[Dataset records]
#####
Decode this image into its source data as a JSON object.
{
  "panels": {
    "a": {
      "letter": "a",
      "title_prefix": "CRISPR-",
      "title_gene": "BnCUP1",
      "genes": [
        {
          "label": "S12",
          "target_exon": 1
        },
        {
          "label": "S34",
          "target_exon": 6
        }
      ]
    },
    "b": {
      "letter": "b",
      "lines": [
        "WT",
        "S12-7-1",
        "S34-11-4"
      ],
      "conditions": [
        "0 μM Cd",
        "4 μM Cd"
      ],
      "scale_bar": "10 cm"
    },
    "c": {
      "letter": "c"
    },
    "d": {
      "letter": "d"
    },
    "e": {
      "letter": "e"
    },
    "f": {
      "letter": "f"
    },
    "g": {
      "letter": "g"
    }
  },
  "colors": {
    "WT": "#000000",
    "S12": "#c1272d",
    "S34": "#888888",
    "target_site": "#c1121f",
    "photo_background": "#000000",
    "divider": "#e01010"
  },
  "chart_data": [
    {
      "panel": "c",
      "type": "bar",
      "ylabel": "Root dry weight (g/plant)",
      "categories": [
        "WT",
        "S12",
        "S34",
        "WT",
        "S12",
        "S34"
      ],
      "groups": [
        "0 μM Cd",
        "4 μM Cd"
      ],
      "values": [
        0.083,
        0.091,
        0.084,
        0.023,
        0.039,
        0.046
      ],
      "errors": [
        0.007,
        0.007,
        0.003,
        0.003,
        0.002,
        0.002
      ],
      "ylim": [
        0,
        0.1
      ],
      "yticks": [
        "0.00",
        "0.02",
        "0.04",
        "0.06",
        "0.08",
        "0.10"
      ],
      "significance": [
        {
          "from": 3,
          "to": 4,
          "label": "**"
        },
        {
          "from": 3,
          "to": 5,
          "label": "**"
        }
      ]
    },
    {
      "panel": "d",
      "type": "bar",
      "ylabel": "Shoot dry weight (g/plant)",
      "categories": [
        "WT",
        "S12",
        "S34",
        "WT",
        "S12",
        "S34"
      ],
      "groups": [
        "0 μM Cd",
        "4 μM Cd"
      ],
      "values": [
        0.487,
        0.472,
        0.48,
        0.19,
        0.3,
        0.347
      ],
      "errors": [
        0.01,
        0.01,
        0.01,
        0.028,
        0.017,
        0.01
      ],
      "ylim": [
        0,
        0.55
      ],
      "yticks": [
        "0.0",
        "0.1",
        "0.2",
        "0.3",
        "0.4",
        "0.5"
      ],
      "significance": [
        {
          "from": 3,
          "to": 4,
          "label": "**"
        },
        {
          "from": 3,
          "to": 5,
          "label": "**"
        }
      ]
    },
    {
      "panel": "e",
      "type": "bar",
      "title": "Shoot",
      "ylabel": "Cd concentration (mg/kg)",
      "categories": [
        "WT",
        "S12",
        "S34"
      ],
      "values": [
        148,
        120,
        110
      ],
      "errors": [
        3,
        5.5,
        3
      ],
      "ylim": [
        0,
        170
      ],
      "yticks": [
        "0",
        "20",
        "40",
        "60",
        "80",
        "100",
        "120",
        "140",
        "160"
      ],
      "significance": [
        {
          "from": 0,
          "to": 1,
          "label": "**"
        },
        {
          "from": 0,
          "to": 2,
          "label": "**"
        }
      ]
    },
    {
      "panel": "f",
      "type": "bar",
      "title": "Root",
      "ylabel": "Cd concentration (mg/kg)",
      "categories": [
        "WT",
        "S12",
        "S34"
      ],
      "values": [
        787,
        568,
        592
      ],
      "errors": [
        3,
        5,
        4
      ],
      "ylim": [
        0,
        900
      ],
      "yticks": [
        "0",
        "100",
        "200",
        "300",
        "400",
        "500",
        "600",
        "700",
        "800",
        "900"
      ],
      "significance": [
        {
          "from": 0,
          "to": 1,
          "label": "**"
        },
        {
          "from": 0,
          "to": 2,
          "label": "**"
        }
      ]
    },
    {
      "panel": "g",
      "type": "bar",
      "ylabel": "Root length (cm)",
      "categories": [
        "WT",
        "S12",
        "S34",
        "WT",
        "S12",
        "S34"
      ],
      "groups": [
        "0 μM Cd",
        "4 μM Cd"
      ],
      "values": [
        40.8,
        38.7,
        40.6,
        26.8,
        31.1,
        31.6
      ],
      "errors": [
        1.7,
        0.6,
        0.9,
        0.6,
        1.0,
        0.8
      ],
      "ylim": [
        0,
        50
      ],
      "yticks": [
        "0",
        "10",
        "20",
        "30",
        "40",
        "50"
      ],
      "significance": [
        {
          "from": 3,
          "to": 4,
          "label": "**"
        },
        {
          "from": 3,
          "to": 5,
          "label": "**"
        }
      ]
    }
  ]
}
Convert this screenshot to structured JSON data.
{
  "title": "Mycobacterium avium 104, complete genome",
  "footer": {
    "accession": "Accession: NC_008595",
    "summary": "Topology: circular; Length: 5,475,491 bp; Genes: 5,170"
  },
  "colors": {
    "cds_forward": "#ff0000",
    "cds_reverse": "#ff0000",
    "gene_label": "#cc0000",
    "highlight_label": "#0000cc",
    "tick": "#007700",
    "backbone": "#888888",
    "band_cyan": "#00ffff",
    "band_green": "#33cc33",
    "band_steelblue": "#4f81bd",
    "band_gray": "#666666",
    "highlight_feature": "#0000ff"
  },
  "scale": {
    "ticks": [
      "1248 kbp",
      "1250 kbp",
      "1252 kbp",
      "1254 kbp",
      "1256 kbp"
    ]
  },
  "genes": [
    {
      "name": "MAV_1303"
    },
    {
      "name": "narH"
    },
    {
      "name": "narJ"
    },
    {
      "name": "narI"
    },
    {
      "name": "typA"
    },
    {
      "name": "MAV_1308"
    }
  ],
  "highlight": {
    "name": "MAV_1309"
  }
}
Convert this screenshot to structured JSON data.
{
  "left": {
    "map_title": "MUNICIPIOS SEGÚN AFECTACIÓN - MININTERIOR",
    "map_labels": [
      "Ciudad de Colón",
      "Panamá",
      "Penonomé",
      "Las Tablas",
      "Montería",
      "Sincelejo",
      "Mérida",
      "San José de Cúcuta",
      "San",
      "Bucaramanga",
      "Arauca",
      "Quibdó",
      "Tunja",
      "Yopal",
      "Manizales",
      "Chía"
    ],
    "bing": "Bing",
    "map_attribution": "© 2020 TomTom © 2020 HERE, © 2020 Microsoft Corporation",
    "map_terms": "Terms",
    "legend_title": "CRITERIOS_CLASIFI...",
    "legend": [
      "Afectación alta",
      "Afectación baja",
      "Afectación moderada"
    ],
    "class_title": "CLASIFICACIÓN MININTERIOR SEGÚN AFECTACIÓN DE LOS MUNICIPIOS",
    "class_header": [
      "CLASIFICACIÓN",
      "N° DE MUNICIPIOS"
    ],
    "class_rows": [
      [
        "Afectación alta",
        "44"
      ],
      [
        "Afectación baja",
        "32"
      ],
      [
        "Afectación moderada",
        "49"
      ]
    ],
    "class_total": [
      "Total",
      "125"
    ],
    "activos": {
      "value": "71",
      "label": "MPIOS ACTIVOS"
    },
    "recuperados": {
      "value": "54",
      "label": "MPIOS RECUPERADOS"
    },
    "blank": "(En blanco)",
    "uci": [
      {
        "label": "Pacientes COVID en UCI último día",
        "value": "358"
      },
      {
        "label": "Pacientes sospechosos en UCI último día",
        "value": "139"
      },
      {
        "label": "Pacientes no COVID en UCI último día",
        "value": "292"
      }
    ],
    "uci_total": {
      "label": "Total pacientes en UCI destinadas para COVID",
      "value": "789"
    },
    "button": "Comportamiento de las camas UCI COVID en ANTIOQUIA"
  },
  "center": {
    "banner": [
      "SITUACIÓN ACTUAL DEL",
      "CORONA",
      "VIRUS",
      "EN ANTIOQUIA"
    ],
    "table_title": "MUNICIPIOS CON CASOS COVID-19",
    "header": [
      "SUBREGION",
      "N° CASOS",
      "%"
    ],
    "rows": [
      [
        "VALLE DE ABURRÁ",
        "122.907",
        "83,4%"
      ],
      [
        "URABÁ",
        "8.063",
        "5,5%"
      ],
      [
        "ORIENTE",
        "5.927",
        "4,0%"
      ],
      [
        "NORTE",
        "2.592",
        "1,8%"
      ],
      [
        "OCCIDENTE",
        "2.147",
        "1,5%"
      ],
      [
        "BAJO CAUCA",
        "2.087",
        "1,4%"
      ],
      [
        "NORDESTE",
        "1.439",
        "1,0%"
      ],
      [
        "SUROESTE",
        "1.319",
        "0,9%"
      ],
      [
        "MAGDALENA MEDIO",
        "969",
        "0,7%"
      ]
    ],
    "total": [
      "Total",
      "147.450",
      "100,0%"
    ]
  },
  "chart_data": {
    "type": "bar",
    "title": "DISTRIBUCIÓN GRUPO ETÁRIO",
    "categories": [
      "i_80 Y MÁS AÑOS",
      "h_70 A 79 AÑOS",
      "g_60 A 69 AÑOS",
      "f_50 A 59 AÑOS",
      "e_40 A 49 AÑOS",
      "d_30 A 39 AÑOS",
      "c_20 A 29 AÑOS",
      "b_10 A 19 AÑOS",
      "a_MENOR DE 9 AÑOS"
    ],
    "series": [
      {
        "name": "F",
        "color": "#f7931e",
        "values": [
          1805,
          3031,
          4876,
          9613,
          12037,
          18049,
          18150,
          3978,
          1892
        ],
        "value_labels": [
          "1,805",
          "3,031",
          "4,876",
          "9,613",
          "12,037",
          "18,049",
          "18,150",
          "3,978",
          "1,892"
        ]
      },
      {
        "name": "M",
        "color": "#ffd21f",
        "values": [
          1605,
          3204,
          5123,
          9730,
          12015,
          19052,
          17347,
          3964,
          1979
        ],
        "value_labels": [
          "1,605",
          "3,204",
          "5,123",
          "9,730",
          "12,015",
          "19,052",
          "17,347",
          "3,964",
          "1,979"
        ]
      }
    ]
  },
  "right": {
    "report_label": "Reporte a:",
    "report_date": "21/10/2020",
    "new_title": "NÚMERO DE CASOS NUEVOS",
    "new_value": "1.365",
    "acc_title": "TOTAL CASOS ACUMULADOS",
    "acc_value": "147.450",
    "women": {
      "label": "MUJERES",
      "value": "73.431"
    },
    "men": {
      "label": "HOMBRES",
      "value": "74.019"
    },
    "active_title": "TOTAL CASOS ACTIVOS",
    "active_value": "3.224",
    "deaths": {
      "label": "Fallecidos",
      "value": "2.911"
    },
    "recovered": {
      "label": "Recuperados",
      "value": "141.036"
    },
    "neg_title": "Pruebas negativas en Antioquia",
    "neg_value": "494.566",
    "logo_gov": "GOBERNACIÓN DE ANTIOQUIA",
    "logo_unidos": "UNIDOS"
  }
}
#####
* Task objective *
Search the entries for "moderada" and copy each matching line.

* Output for this exercise *
      "Afectación moderada"
        "Afectación moderada",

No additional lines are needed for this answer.